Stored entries
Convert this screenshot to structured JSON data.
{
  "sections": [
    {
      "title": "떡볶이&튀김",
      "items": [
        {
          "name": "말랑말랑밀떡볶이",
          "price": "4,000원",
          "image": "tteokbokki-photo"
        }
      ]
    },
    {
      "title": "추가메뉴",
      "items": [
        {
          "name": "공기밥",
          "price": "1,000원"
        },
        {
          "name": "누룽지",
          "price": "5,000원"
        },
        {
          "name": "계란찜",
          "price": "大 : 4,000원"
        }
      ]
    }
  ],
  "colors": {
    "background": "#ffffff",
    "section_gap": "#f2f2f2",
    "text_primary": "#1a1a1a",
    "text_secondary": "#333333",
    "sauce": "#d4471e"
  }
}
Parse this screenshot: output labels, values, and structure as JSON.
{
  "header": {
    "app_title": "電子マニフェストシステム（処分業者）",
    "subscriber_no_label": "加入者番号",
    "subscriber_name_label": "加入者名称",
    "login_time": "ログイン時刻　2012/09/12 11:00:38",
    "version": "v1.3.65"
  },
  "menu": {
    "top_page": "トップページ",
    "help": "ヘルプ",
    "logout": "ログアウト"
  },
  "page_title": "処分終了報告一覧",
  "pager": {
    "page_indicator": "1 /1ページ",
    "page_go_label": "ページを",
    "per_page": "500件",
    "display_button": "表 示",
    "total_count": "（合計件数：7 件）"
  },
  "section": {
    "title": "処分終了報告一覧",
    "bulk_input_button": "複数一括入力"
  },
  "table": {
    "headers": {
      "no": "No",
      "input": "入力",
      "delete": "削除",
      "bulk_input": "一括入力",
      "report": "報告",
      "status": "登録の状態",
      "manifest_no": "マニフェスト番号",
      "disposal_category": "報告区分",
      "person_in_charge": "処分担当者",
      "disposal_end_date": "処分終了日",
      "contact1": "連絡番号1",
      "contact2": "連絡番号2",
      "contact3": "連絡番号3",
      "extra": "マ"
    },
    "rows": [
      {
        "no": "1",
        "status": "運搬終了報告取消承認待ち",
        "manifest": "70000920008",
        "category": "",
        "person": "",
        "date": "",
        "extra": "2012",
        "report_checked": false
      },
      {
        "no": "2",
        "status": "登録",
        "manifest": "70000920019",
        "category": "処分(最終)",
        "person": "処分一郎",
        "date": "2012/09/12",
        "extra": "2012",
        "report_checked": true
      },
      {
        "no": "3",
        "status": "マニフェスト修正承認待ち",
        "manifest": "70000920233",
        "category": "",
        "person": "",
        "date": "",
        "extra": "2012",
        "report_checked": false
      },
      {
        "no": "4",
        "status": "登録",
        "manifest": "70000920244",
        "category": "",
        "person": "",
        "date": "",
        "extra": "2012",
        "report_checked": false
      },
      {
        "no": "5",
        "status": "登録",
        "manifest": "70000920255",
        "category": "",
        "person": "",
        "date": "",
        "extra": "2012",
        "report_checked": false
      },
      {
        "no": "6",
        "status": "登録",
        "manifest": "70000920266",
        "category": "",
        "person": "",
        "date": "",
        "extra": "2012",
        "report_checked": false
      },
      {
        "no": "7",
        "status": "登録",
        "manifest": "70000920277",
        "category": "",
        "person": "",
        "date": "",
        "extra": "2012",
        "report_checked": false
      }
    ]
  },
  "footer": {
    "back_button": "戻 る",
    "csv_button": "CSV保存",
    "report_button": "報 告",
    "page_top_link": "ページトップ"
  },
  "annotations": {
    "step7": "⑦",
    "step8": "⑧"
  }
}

## AIM OF THE EXERCISE
Your task is to list each line of the records with the word "screenshot".

## TASK OUTPUT
Convert this screenshot to structured JSON data.
Parse this screenshot: output labels, values, and structure as JSON.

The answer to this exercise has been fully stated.